**The Pith of Performance**, and kindly contributed to R-bloggers)

Here we are in Part III. Wait!? What happened to Parts I and II? Well, I started to write an article about Amdahl’s law, parallelism and prime numbers, but found myself buried three levels deep trying to resolve problems with prime numbers in R. My normal inclination is to use Mathematica for such things, but I happened to already be using R for another reason so, I thought I’d see what it had to offer for calculating with primes. It now looks like that might have been a mistake.

**Putting primes in R**

The first problem is that prime functions are not installed with R base packages by default (because they’re not often used in statistical calculations, I suppose) so, you have to find and install a package that has them. Googling around, I landed on primeFactors in the **R.basic** package, but that failed to install. Grrr!

**Added Note:** On Mon, Jun 14, 2010, David Smith (VP of Marketing, Revolution Analytics) pointed me at the GMP package on CRAN. Although it does have an isprime() tester, there is no prime number generator. Also, since `isprime` returns a 2, 1 or 0 depending on whether the number is, might be, or is not a prime, it’s probably easier to use it with an `ifelse` function:

> isprime(29)

--------

◆ **THE REQUEST**:
Revise the stretch from "The first problem" through "to install. Grrr!" in the post on primes in R, putting "factorize" in place of "primeFactors". The lines after the post on primes in R aren't needed.

◆ **DATA EXCERPT**:

--------

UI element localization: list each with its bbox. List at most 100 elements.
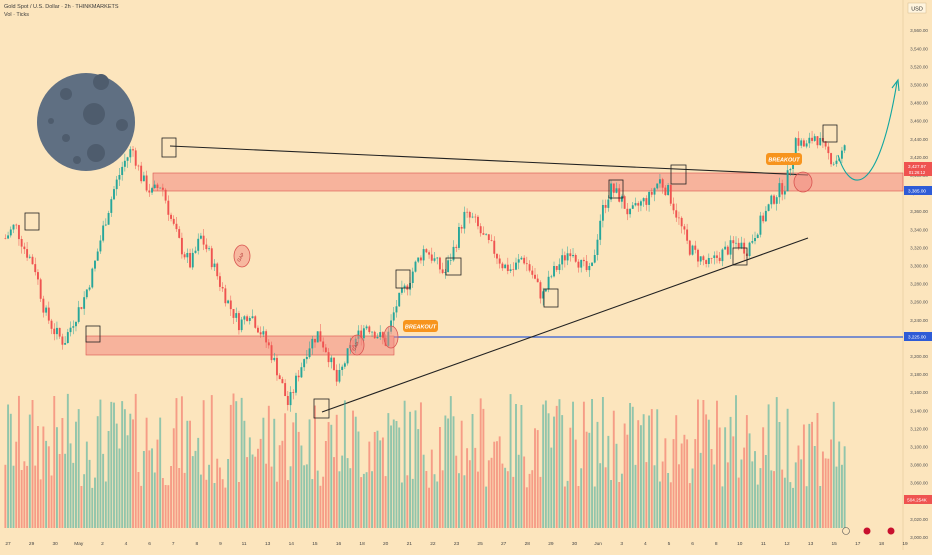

--------

◆ **RESULT FOR THIS TASK**:
The first problem is that prime functions are not installed with R base packages by default (because they’re not often used in statistical calculations, I suppose) so, you have to find and install a package that has them. Googling around, I landed on factorize in the **R.basic** package, but that failed to install. Grrr!